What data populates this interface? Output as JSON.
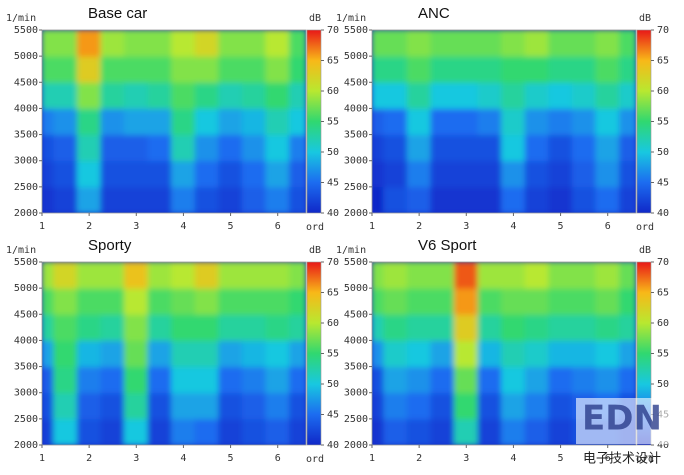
{
  "chart_data": [
    {
      "type": "heatmap",
      "title": "Base car",
      "y_label": "1/min",
      "x_label": "ord",
      "colorbar_label": "dB",
      "x": [
        1,
        1.25,
        1.75,
        2.25,
        2.75,
        3.25,
        3.75,
        4.25,
        4.75,
        5.25,
        5.75,
        6.25,
        6.6
      ],
      "y": [
        2000,
        2500,
        3000,
        3500,
        4000,
        4500,
        5000,
        5500
      ],
      "z": [
        [
          41,
          42,
          48,
          42,
          42,
          42,
          46,
          43,
          42,
          44,
          46,
          43
        ],
        [
          42,
          43,
          50,
          43,
          43,
          43,
          48,
          45,
          43,
          45,
          48,
          44
        ],
        [
          43,
          44,
          52,
          44,
          44,
          45,
          52,
          47,
          45,
          47,
          50,
          46
        ],
        [
          46,
          47,
          54,
          47,
          48,
          48,
          54,
          50,
          48,
          49,
          52,
          50
        ],
        [
          52,
          52,
          58,
          53,
          52,
          53,
          56,
          54,
          52,
          53,
          55,
          52
        ],
        [
          56,
          56,
          63,
          56,
          56,
          56,
          58,
          58,
          56,
          56,
          58,
          55
        ],
        [
          58,
          58,
          66,
          59,
          58,
          58,
          60,
          62,
          58,
          58,
          60,
          56
        ]
      ],
      "xlim": [
        1,
        6.6
      ],
      "xticks": [
        1,
        2,
        3,
        4,
        5,
        6
      ],
      "ylim": [
        2000,
        5500
      ],
      "yticks": [
        2000,
        2500,
        3000,
        3500,
        4000,
        4500,
        5000,
        5500
      ],
      "zlim": [
        40,
        70
      ],
      "zticks": [
        40,
        45,
        50,
        55,
        60,
        65,
        70
      ],
      "colorscale": [
        "#1028c8",
        "#1c6cf0",
        "#18c8e0",
        "#30d870",
        "#b8e830",
        "#f8b818",
        "#e81818"
      ]
    },
    {
      "type": "heatmap",
      "title": "ANC",
      "y_label": "1/min",
      "x_label": "ord",
      "colorbar_label": "dB",
      "x": [
        1,
        1.25,
        1.75,
        2.25,
        2.75,
        3.25,
        3.75,
        4.25,
        4.75,
        5.25,
        5.75,
        6.25,
        6.6
      ],
      "y": [
        2000,
        2500,
        3000,
        3500,
        4000,
        4500,
        5000,
        5500
      ],
      "z": [
        [
          40,
          43,
          44,
          41,
          41,
          41,
          45,
          42,
          41,
          43,
          45,
          42
        ],
        [
          41,
          42,
          46,
          42,
          42,
          42,
          47,
          43,
          42,
          44,
          47,
          43
        ],
        [
          42,
          43,
          48,
          43,
          43,
          43,
          50,
          45,
          43,
          45,
          48,
          44
        ],
        [
          44,
          45,
          50,
          45,
          45,
          46,
          51,
          47,
          46,
          47,
          50,
          47
        ],
        [
          50,
          50,
          53,
          50,
          50,
          51,
          53,
          51,
          50,
          51,
          53,
          51
        ],
        [
          54,
          54,
          56,
          54,
          54,
          54,
          55,
          55,
          54,
          54,
          56,
          54
        ],
        [
          57,
          57,
          58,
          57,
          57,
          57,
          58,
          59,
          57,
          57,
          58,
          56
        ]
      ],
      "xlim": [
        1,
        6.6
      ],
      "xticks": [
        1,
        2,
        3,
        4,
        5,
        6
      ],
      "ylim": [
        2000,
        5500
      ],
      "yticks": [
        2000,
        2500,
        3000,
        3500,
        4000,
        4500,
        5000,
        5500
      ],
      "zlim": [
        40,
        70
      ],
      "zticks": [
        40,
        45,
        50,
        55,
        60,
        65,
        70
      ],
      "colorscale": [
        "#1028c8",
        "#1c6cf0",
        "#18c8e0",
        "#30d870",
        "#b8e830",
        "#f8b818",
        "#e81818"
      ]
    },
    {
      "type": "heatmap",
      "title": "Sporty",
      "y_label": "1/min",
      "x_label": "ord",
      "colorbar_label": "dB",
      "x": [
        1,
        1.25,
        1.75,
        2.25,
        2.75,
        3.25,
        3.75,
        4.25,
        4.75,
        5.25,
        5.75,
        6.25,
        6.6
      ],
      "y": [
        2000,
        2500,
        3000,
        3500,
        4000,
        4500,
        5000,
        5500
      ],
      "z": [
        [
          42,
          50,
          43,
          42,
          50,
          42,
          46,
          45,
          42,
          43,
          44,
          42
        ],
        [
          43,
          52,
          44,
          43,
          53,
          43,
          48,
          48,
          43,
          44,
          46,
          43
        ],
        [
          44,
          54,
          46,
          45,
          55,
          45,
          50,
          50,
          45,
          46,
          48,
          45
        ],
        [
          48,
          55,
          49,
          48,
          57,
          48,
          52,
          52,
          48,
          49,
          50,
          48
        ],
        [
          53,
          56,
          54,
          53,
          58,
          53,
          55,
          55,
          53,
          53,
          54,
          53
        ],
        [
          56,
          58,
          56,
          56,
          60,
          56,
          57,
          58,
          56,
          56,
          56,
          55
        ],
        [
          59,
          62,
          59,
          59,
          64,
          59,
          60,
          63,
          59,
          59,
          59,
          58
        ]
      ],
      "xlim": [
        1,
        6.6
      ],
      "xticks": [
        1,
        2,
        3,
        4,
        5,
        6
      ],
      "ylim": [
        2000,
        5500
      ],
      "yticks": [
        2000,
        2500,
        3000,
        3500,
        4000,
        4500,
        5000,
        5500
      ],
      "zlim": [
        40,
        70
      ],
      "zticks": [
        40,
        45,
        50,
        55,
        60,
        65,
        70
      ],
      "colorscale": [
        "#1028c8",
        "#1c6cf0",
        "#18c8e0",
        "#30d870",
        "#b8e830",
        "#f8b818",
        "#e81818"
      ]
    },
    {
      "type": "heatmap",
      "title": "V6 Sport",
      "y_label": "1/min",
      "x_label": "ord",
      "colorbar_label": "dB",
      "x": [
        1,
        1.25,
        1.75,
        2.25,
        2.75,
        3.25,
        3.75,
        4.25,
        4.75,
        5.25,
        5.75,
        6.25,
        6.6
      ],
      "y": [
        2000,
        2500,
        3000,
        3500,
        4000,
        4500,
        5000,
        5500
      ],
      "z": [
        [
          41,
          44,
          43,
          42,
          52,
          42,
          46,
          44,
          42,
          43,
          43,
          42
        ],
        [
          42,
          46,
          45,
          43,
          55,
          43,
          48,
          46,
          43,
          44,
          45,
          43
        ],
        [
          43,
          48,
          47,
          45,
          57,
          45,
          50,
          48,
          45,
          46,
          47,
          45
        ],
        [
          47,
          51,
          50,
          48,
          60,
          49,
          52,
          51,
          49,
          49,
          50,
          48
        ],
        [
          52,
          54,
          53,
          53,
          63,
          53,
          55,
          54,
          53,
          53,
          54,
          53
        ],
        [
          56,
          57,
          56,
          56,
          66,
          56,
          57,
          57,
          56,
          56,
          57,
          55
        ],
        [
          58,
          59,
          58,
          58,
          68,
          59,
          59,
          60,
          58,
          58,
          59,
          57
        ]
      ],
      "xlim": [
        1,
        6.6
      ],
      "xticks": [
        1,
        2,
        3,
        4,
        5,
        6
      ],
      "ylim": [
        2000,
        5500
      ],
      "yticks": [
        2000,
        2500,
        3000,
        3500,
        4000,
        4500,
        5000,
        5500
      ],
      "zlim": [
        40,
        70
      ],
      "zticks": [
        40,
        45,
        50,
        55,
        60,
        65,
        70
      ],
      "colorscale": [
        "#1028c8",
        "#1c6cf0",
        "#18c8e0",
        "#30d870",
        "#b8e830",
        "#f8b818",
        "#e81818"
      ]
    }
  ],
  "watermark": {
    "logo": "EDN",
    "text": "电子技术设计"
  }
}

**The problem:**
In your copy of the listing above, reproduce each line exactly and omit all pictures.

**Task output:**
What data populates this interface? Output as JSON.
{
  "chart_data": [
    {
      "type": "heatmap",
      "title": "Base car",
      "y_label": "1/min",
      "x_label": "ord",
      "colorbar_label": "dB",
      "x": [
        1,
        1.25,
        1.75,
        2.25,
        2.75,
        3.25,
        3.75,
        4.25,
        4.75,
        5.25,
        5.75,
        6.25,
        6.6
      ],
      "y": [
        2000,
        2500,
        3000,
        3500,
        4000,
        4500,
        5000,
        5500
      ],
      "z": [
        [
          41,
          42,
          48,
          42,
          42,
          42,
          46,
          43,
          42,
          44,
          46,
          43
        ],
        [
          42,
          43,
          50,
          43,
          43,
          43,
          48,
          45,
          43,
          45,
          48,
          44
        ],
        [
          43,
          44,
          52,
          44,
          44,
          45,
          52,
          47,
          45,
          47,
          50,
          46
        ],
        [
          46,
          47,
          54,
          47,
          48,
          48,
          54,
          50,
          48,
          49,
          52,
          50
        ],
        [
          52,
          52,
          58,
          53,
          52,
          53,
          56,
          54,
          52,
          53,
          55,
          52
        ],
        [
          56,
          56,
          63,
          56,
          56,
          56,
          58,
          58,
          56,
          56,
          58,
          55
        ],
        [
          58,
          58,
          66,
          59,
          58,
          58,
          60,
          62,
          58,
          58,
          60,
          56
        ]
      ],
      "xlim": [
        1,
        6.6
      ],
      "xticks": [
        1,
        2,
        3,
        4,
        5,
        6
      ],
      "ylim": [
        2000,
        5500
      ],
      "yticks": [
        2000,
        2500,
        3000,
        3500,
        4000,
        4500,
        5000,
        5500
      ],
      "zlim": [
        40,
        70
      ],
      "zticks": [
        40,
        45,
        50,
        55,
        60,
        65,
        70
      ],
      "colorscale": [
        "#1028c8",
        "#1c6cf0",
        "#18c8e0",
        "#30d870",
        "#b8e830",
        "#f8b818",
        "#e81818"
      ]
    },
    {
      "type": "heatmap",
      "title": "ANC",
      "y_label": "1/min",
      "x_label": "ord",
      "colorbar_label": "dB",
      "x": [
        1,
        1.25,
        1.75,
        2.25,
        2.75,
        3.25,
        3.75,
        4.25,
        4.75,
        5.25,
        5.75,
        6.25,
        6.6
      ],
      "y": [
        2000,
        2500,
        3000,
        3500,
        4000,
        4500,
        5000,
        5500
      ],
      "z": [
        [
          40,
          43,
          44,
          41,
          41,
          41,
          45,
          42,
          41,
          43,
          45,
          42
        ],
        [
          41,
          42,
          46,
          42,
          42,
          42,
          47,
          43,
          42,
          44,
          47,
          43
        ],
        [
          42,
          43,
          48,
          43,
          43,
          43,
          50,
          45,
          43,
          45,
          48,
          44
        ],
        [
          44,
          45,
          50,
          45,
          45,
          46,
          51,
          47,
          46,
          47,
          50,
          47
        ],
        [
          50,
          50,
          53,
          50,
          50,
          51,
          53,
          51,
          50,
          51,
          53,
          51
        ],
        [
          54,
          54,
          56,
          54,
          54,
          54,
          55,
          55,
          54,
          54,
          56,
          54
        ],
        [
          57,
          57,
          58,
          57,
          57,
          57,
          58,
          59,
          57,
          57,
          58,
          56
        ]
      ],
      "xlim": [
        1,
        6.6
      ],
      "xticks": [
        1,
        2,
        3,
        4,
        5,
        6
      ],
      "ylim": [
        2000,
        5500
      ],
      "yticks": [
        2000,
        2500,
        3000,
        3500,
        4000,
        4500,
        5000,
        5500
      ],
      "zlim": [
        40,
        70
      ],
      "zticks": [
        40,
        45,
        50,
        55,
        60,
        65,
        70
      ],
      "colorscale": [
        "#1028c8",
        "#1c6cf0",
        "#18c8e0",
        "#30d870",
        "#b8e830",
        "#f8b818",
        "#e81818"
      ]
    },
    {
      "type": "heatmap",
      "title": "Sporty",
      "y_label": "1/min",
      "x_label": "ord",
      "colorbar_label": "dB",
      "x": [
        1,
        1.25,
        1.75,
        2.25,
        2.75,
        3.25,
        3.75,
        4.25,
        4.75,
        5.25,
        5.75,
        6.25,
        6.6
      ],
      "y": [
        2000,
        2500,
        3000,
        3500,
        4000,
        4500,
        5000,
        5500
      ],
      "z": [
        [
          42,
          50,
          43,
          42,
          50,
          42,
          46,
          45,
          42,
          43,
          44,
          42
        ],
        [
          43,
          52,
          44,
          43,
          53,
          43,
          48,
          48,
          43,
          44,
          46,
          43
        ],
        [
          44,
          54,
          46,
          45,
          55,
          45,
          50,
          50,
          45,
          46,
          48,
          45
        ],
        [
          48,
          55,
          49,
          48,
          57,
          48,
          52,
          52,
          48,
          49,
          50,
          48
        ],
        [
          53,
          56,
          54,
          53,
          58,
          53,
          55,
          55,
          53,
          53,
          54,
          53
        ],
        [
          56,
          58,
          56,
          56,
          60,
          56,
          57,
          58,
          56,
          56,
          56,
          55
        ],
        [
          59,
          62,
          59,
          59,
          64,
          59,
          60,
          63,
          59,
          59,
          59,
          58
        ]
      ],
      "xlim": [
        1,
        6.6
      ],
      "xticks": [
        1,
        2,
        3,
        4,
        5,
        6
      ],
      "ylim": [
        2000,
        5500
      ],
      "yticks": [
        2000,
        2500,
        3000,
        3500,
        4000,
        4500,
        5000,
        5500
      ],
      "zlim": [
        40,
        70
      ],
      "zticks": [
        40,
        45,
        50,
        55,
        60,
        65,
        70
      ],
      "colorscale": [
        "#1028c8",
        "#1c6cf0",
        "#18c8e0",
        "#30d870",
        "#b8e830",
        "#f8b818",
        "#e81818"
      ]
    },
    {
      "type": "heatmap",
      "title": "V6 Sport",
      "y_label": "1/min",
      "x_label": "ord",
      "colorbar_label": "dB",
      "x": [
        1,
        1.25,
        1.75,
        2.25,
        2.75,
        3.25,
        3.75,
        4.25,
        4.75,
        5.25,
        5.75,
        6.25,
        6.6
      ],
      "y": [
        2000,
        2500,
        3000,
        3500,
        4000,
        4500,
        5000,
        5500
      ],
      "z": [
        [
          41,
          44,
          43,
          42,
          52,
          42,
          46,
          44,
          42,
          43,
          43,
          42
        ],
        [
          42,
          46,
          45,
          43,
          55,
          43,
          48,
          46,
          43,
          44,
          45,
          43
        ],
        [
          43,
          48,
          47,
          45,
          57,
          45,
          50,
          48,
          45,
          46,
          47,
          45
        ],
        [
          47,
          51,
          50,
          48,
          60,
          49,
          52,
          51,
          49,
          49,
          50,
          48
        ],
        [
          52,
          54,
          53,
          53,
          63,
          53,
          55,
          54,
          53,
          53,
          54,
          53
        ],
        [
          56,
          57,
          56,
          56,
          66,
          56,
          57,
          57,
          56,
          56,
          57,
          55
        ],
        [
          58,
          59,
          58,
          58,
          68,
          59,
          59,
          60,
          58,
          58,
          59,
          57
        ]
      ],
      "xlim": [
        1,
        6.6
      ],
      "xticks": [
        1,
        2,
        3,
        4,
        5,
        6
      ],
      "ylim": [
        2000,
        5500
      ],
      "yticks": [
        2000,
        2500,
        3000,
        3500,
        4000,
        4500,
        5000,
        5500
      ],
      "zlim": [
        40,
        70
      ],
      "zticks": [
        40,
        45,
        50,
        55,
        60,
        65,
        70
      ],
      "colorscale": [
        "#1028c8",
        "#1c6cf0",
        "#18c8e0",
        "#30d870",
        "#b8e830",
        "#f8b818",
        "#e81818"
      ]
    }
  ],
  "watermark": {
    "logo": "EDN",
    "text": "电子技术设计"
  }
}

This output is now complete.